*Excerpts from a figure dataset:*
>> begin

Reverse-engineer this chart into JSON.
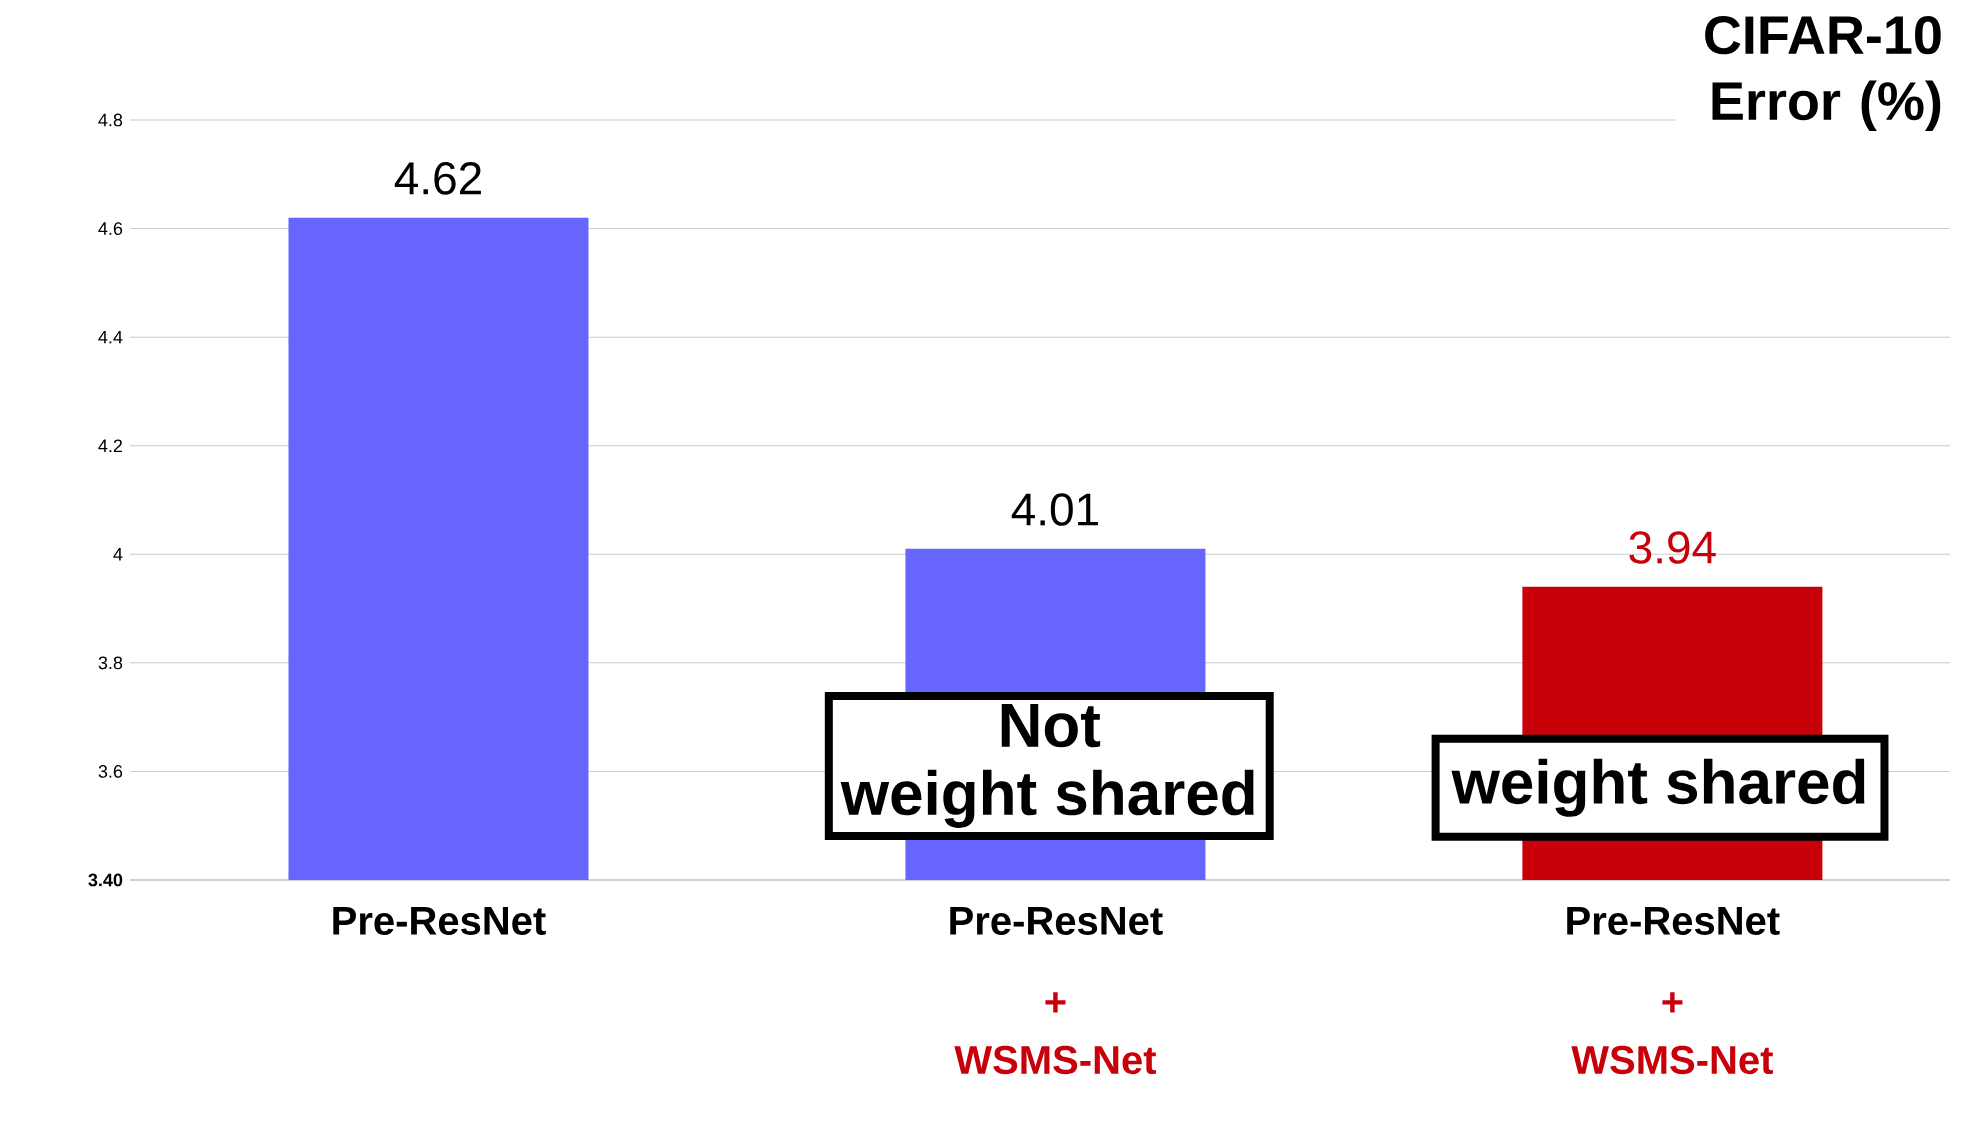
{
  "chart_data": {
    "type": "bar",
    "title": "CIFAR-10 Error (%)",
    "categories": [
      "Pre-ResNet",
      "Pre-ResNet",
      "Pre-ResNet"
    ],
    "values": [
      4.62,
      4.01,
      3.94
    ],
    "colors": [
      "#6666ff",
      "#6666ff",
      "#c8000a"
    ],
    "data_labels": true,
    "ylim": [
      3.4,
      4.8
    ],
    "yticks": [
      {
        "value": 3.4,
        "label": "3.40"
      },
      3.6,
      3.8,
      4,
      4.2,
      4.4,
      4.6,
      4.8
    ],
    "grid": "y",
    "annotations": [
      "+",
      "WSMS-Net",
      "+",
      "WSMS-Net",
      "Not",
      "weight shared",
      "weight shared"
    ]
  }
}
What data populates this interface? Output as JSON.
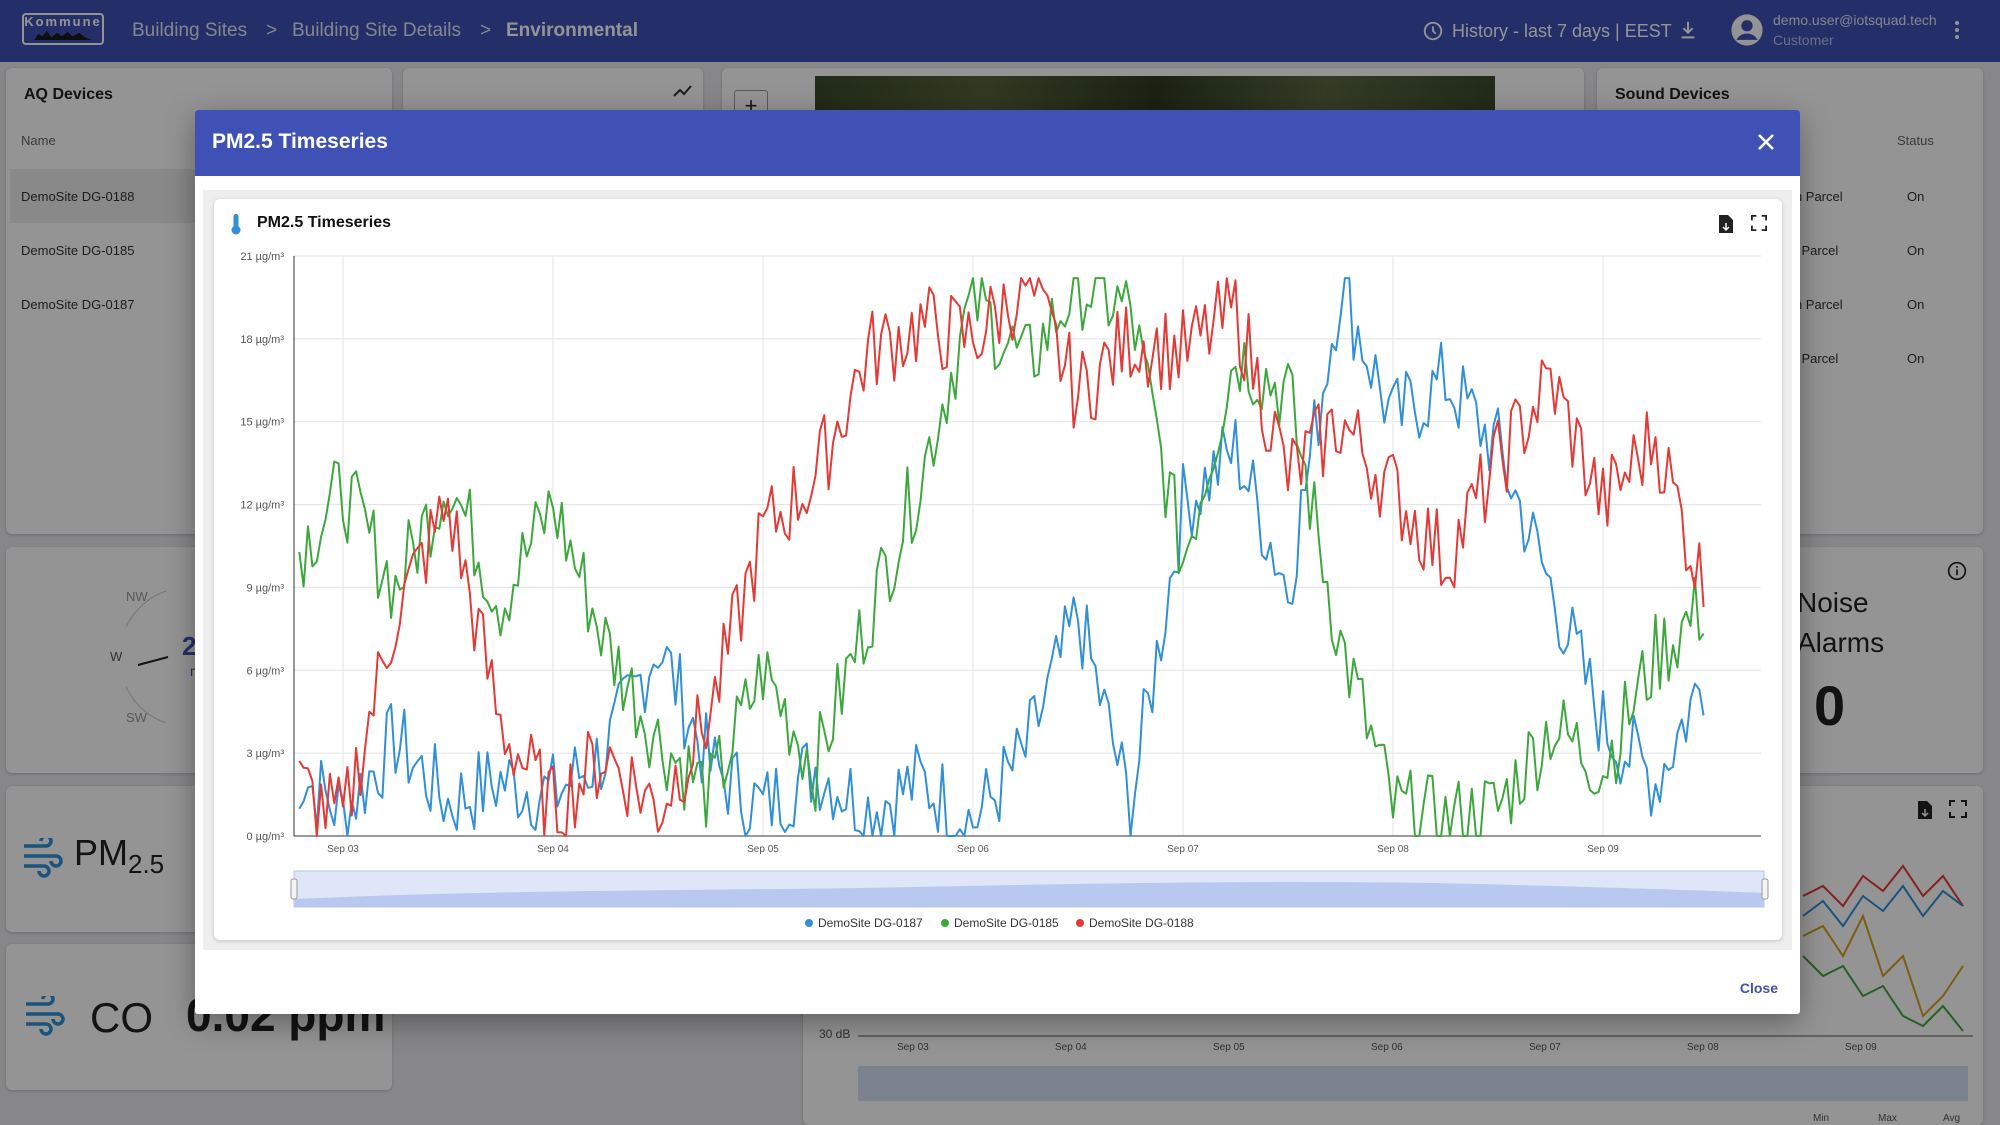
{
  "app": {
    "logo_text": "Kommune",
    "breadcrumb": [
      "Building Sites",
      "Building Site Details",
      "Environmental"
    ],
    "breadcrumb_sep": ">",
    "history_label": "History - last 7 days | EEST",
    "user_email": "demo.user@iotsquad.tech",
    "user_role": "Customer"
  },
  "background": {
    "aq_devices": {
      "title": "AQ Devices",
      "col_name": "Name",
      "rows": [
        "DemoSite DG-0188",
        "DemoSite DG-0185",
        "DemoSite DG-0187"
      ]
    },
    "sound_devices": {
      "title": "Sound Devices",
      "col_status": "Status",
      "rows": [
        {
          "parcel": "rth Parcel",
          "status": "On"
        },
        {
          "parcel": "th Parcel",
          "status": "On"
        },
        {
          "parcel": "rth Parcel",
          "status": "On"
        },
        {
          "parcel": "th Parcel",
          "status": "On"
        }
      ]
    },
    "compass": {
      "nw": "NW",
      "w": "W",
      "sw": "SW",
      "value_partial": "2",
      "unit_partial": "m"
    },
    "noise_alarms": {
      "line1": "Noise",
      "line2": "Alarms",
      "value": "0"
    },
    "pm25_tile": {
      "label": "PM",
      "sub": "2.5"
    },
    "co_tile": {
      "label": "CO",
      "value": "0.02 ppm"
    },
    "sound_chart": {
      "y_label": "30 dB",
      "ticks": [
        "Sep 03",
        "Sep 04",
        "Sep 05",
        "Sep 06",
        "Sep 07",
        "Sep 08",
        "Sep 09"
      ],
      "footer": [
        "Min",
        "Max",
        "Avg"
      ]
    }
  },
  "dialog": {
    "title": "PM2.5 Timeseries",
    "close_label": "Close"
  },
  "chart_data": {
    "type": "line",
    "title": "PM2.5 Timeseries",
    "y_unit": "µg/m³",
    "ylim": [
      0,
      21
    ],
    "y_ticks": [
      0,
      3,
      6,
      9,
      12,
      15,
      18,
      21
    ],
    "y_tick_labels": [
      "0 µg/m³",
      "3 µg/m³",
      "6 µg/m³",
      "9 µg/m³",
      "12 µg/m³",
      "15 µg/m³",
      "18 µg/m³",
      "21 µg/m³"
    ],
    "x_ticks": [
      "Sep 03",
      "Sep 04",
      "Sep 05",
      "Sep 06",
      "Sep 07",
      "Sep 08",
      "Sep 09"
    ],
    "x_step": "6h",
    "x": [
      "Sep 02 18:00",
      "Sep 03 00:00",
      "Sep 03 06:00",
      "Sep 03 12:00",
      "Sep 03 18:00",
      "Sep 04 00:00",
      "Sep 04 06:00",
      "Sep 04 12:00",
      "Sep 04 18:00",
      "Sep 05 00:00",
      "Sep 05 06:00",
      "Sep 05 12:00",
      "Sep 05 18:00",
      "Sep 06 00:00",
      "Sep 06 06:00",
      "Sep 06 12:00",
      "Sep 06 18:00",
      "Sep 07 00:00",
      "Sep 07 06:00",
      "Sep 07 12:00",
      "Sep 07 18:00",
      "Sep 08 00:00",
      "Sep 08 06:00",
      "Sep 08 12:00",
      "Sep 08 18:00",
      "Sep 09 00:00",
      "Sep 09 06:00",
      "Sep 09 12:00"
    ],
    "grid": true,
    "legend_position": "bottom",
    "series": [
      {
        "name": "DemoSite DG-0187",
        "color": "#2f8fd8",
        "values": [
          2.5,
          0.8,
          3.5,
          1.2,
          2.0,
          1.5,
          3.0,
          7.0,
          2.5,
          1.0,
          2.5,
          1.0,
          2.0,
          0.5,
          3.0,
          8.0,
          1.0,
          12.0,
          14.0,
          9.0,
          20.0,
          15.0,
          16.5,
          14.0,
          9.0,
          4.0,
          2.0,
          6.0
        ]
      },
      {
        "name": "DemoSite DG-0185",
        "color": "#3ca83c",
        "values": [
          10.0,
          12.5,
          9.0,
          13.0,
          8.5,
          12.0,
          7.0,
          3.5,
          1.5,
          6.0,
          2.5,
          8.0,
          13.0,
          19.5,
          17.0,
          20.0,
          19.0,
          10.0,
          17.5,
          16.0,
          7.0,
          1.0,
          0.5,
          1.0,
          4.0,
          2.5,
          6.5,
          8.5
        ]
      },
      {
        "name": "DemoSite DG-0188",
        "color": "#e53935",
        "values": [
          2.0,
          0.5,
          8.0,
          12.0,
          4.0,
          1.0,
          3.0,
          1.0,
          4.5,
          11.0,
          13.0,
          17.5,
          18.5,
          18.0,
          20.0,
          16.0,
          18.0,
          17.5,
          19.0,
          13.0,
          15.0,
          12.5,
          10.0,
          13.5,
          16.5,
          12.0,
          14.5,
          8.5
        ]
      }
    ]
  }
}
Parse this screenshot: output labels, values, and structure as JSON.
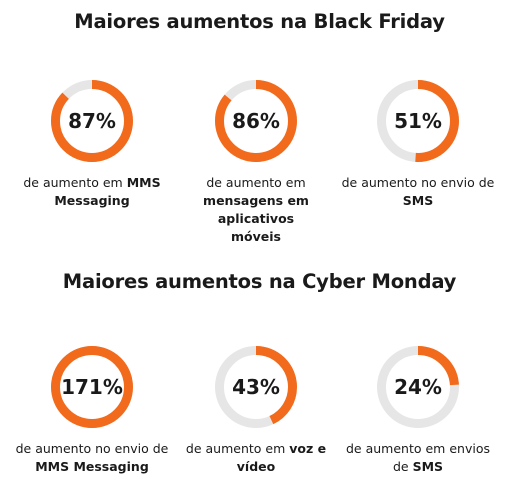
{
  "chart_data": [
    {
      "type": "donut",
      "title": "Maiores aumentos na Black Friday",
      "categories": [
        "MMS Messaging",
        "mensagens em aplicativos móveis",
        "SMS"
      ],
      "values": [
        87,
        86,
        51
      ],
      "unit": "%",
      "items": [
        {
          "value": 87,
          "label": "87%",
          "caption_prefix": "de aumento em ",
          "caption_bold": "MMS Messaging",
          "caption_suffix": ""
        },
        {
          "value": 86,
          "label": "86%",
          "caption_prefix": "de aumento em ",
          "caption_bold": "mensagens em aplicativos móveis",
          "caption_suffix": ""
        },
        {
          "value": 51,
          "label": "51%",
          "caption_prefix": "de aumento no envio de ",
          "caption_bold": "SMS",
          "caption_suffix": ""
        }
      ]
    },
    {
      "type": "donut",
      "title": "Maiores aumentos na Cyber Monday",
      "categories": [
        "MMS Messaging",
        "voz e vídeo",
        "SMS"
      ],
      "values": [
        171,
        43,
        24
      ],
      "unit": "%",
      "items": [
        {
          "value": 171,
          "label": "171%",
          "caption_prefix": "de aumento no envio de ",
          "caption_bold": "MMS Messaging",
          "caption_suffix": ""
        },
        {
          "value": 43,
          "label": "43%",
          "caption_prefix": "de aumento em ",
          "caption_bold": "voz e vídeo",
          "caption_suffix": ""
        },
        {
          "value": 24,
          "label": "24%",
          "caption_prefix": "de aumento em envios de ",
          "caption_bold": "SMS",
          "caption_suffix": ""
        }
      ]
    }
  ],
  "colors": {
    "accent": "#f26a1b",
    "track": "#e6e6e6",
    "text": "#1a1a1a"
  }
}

>> end

Leave the pictures out and reproduce all of the records exactly.

*Finished answer:*
Reverse-engineer this chart into JSON.
{
  "chart_data": {
    "type": "bar",
    "title": "CIFAR-10 Error (%)",
    "categories": [
      "Pre-ResNet",
      "Pre-ResNet",
      "Pre-ResNet"
    ],
    "values": [
      4.62,
      4.01,
      3.94
    ],
    "colors": [
      "#6666ff",
      "#6666ff",
      "#c8000a"
    ],
    "data_labels": true,
    "ylim": [
      3.4,
      4.8
    ],
    "yticks": [
      {
        "value": 3.4,
        "label": "3.40"
      },
      3.6,
      3.8,
      4,
      4.2,
      4.4,
      4.6,
      4.8
    ],
    "grid": "y",
    "annotations": [
      "+",
      "WSMS-Net",
      "+",
      "WSMS-Net",
      "Not",
      "weight shared",
      "weight shared"
    ]
  }
}
What data populates this interface? Output as JSON.
{
  "app": {
    "logo_text": "Kommune",
    "breadcrumb": [
      "Building Sites",
      "Building Site Details",
      "Environmental"
    ],
    "breadcrumb_sep": ">",
    "history_label": "History - last 7 days | EEST",
    "user_email": "demo.user@iotsquad.tech",
    "user_role": "Customer"
  },
  "background": {
    "aq_devices": {
      "title": "AQ Devices",
      "col_name": "Name",
      "rows": [
        "DemoSite DG-0188",
        "DemoSite DG-0185",
        "DemoSite DG-0187"
      ]
    },
    "sound_devices": {
      "title": "Sound Devices",
      "col_status": "Status",
      "rows": [
        {
          "parcel": "rth Parcel",
          "status": "On"
        },
        {
          "parcel": "th Parcel",
          "status": "On"
        },
        {
          "parcel": "rth Parcel",
          "status": "On"
        },
        {
          "parcel": "th Parcel",
          "status": "On"
        }
      ]
    },
    "compass": {
      "nw": "NW",
      "w": "W",
      "sw": "SW",
      "value_partial": "2",
      "unit_partial": "m"
    },
    "noise_alarms": {
      "line1": "Noise",
      "line2": "Alarms",
      "value": "0"
    },
    "pm25_tile": {
      "label": "PM",
      "sub": "2.5"
    },
    "co_tile": {
      "label": "CO",
      "value": "0.02 ppm"
    },
    "sound_chart": {
      "y_label": "30 dB",
      "ticks": [
        "Sep 03",
        "Sep 04",
        "Sep 05",
        "Sep 06",
        "Sep 07",
        "Sep 08",
        "Sep 09"
      ],
      "footer": [
        "Min",
        "Max",
        "Avg"
      ]
    }
  },
  "dialog": {
    "title": "PM2.5 Timeseries",
    "close_label": "Close"
  },
  "chart_data": {
    "type": "line",
    "title": "PM2.5 Timeseries",
    "y_unit": "µg/m³",
    "ylim": [
      0,
      21
    ],
    "y_ticks": [
      0,
      3,
      6,
      9,
      12,
      15,
      18,
      21
    ],
    "y_tick_labels": [
      "0 µg/m³",
      "3 µg/m³",
      "6 µg/m³",
      "9 µg/m³",
      "12 µg/m³",
      "15 µg/m³",
      "18 µg/m³",
      "21 µg/m³"
    ],
    "x_ticks": [
      "Sep 03",
      "Sep 04",
      "Sep 05",
      "Sep 06",
      "Sep 07",
      "Sep 08",
      "Sep 09"
    ],
    "x_step": "6h",
    "x": [
      "Sep 02 18:00",
      "Sep 03 00:00",
      "Sep 03 06:00",
      "Sep 03 12:00",
      "Sep 03 18:00",
      "Sep 04 00:00",
      "Sep 04 06:00",
      "Sep 04 12:00",
      "Sep 04 18:00",
      "Sep 05 00:00",
      "Sep 05 06:00",
      "Sep 05 12:00",
      "Sep 05 18:00",
      "Sep 06 00:00",
      "Sep 06 06:00",
      "Sep 06 12:00",
      "Sep 06 18:00",
      "Sep 07 00:00",
      "Sep 07 06:00",
      "Sep 07 12:00",
      "Sep 07 18:00",
      "Sep 08 00:00",
      "Sep 08 06:00",
      "Sep 08 12:00",
      "Sep 08 18:00",
      "Sep 09 00:00",
      "Sep 09 06:00",
      "Sep 09 12:00"
    ],
    "grid": true,
    "legend_position": "bottom",
    "series": [
      {
        "name": "DemoSite DG-0187",
        "color": "#2f8fd8",
        "values": [
          2.5,
          0.8,
          3.5,
          1.2,
          2.0,
          1.5,
          3.0,
          7.0,
          2.5,
          1.0,
          2.5,
          1.0,
          2.0,
          0.5,
          3.0,
          8.0,
          1.0,
          12.0,
          14.0,
          9.0,
          20.0,
          15.0,
          16.5,
          14.0,
          9.0,
          4.0,
          2.0,
          6.0
        ]
      },
      {
        "name": "DemoSite DG-0185",
        "color": "#3ca83c",
        "values": [
          10.0,
          12.5,
          9.0,
          13.0,
          8.5,
          12.0,
          7.0,
          3.5,
          1.5,
          6.0,
          2.5,
          8.0,
          13.0,
          19.5,
          17.0,
          20.0,
          19.0,
          10.0,
          17.5,
          16.0,
          7.0,
          1.0,
          0.5,
          1.0,
          4.0,
          2.5,
          6.5,
          8.5
        ]
      },
      {
        "name": "DemoSite DG-0188",
        "color": "#e53935",
        "values": [
          2.0,
          0.5,
          8.0,
          12.0,
          4.0,
          1.0,
          3.0,
          1.0,
          4.5,
          11.0,
          13.0,
          17.5,
          18.5,
          18.0,
          20.0,
          16.0,
          18.0,
          17.5,
          19.0,
          13.0,
          15.0,
          12.5,
          10.0,
          13.5,
          16.5,
          12.0,
          14.5,
          8.5
        ]
      }
    ]
  }
}
Parse this screenshot: output labels, values, and structure as JSON.
{
  "chart_data": [
    {
      "type": "donut",
      "title": "Maiores aumentos na Black Friday",
      "categories": [
        "MMS Messaging",
        "mensagens em aplicativos móveis",
        "SMS"
      ],
      "values": [
        87,
        86,
        51
      ],
      "unit": "%",
      "items": [
        {
          "value": 87,
          "label": "87%",
          "caption_prefix": "de aumento em ",
          "caption_bold": "MMS Messaging",
          "caption_suffix": ""
        },
        {
          "value": 86,
          "label": "86%",
          "caption_prefix": "de aumento em ",
          "caption_bold": "mensagens em aplicativos móveis",
          "caption_suffix": ""
        },
        {
          "value": 51,
          "label": "51%",
          "caption_prefix": "de aumento no envio de ",
          "caption_bold": "SMS",
          "caption_suffix": ""
        }
      ]
    },
    {
      "type": "donut",
      "title": "Maiores aumentos na Cyber Monday",
      "categories": [
        "MMS Messaging",
        "voz e vídeo",
        "SMS"
      ],
      "values": [
        171,
        43,
        24
      ],
      "unit": "%",
      "items": [
        {
          "value": 171,
          "label": "171%",
          "caption_prefix": "de aumento no envio de ",
          "caption_bold": "MMS Messaging",
          "caption_suffix": ""
        },
        {
          "value": 43,
          "label": "43%",
          "caption_prefix": "de aumento em ",
          "caption_bold": "voz e vídeo",
          "caption_suffix": ""
        },
        {
          "value": 24,
          "label": "24%",
          "caption_prefix": "de aumento em envios de ",
          "caption_bold": "SMS",
          "caption_suffix": ""
        }
      ]
    }
  ],
  "colors": {
    "accent": "#f26a1b",
    "track": "#e6e6e6",
    "text": "#1a1a1a"
  }
}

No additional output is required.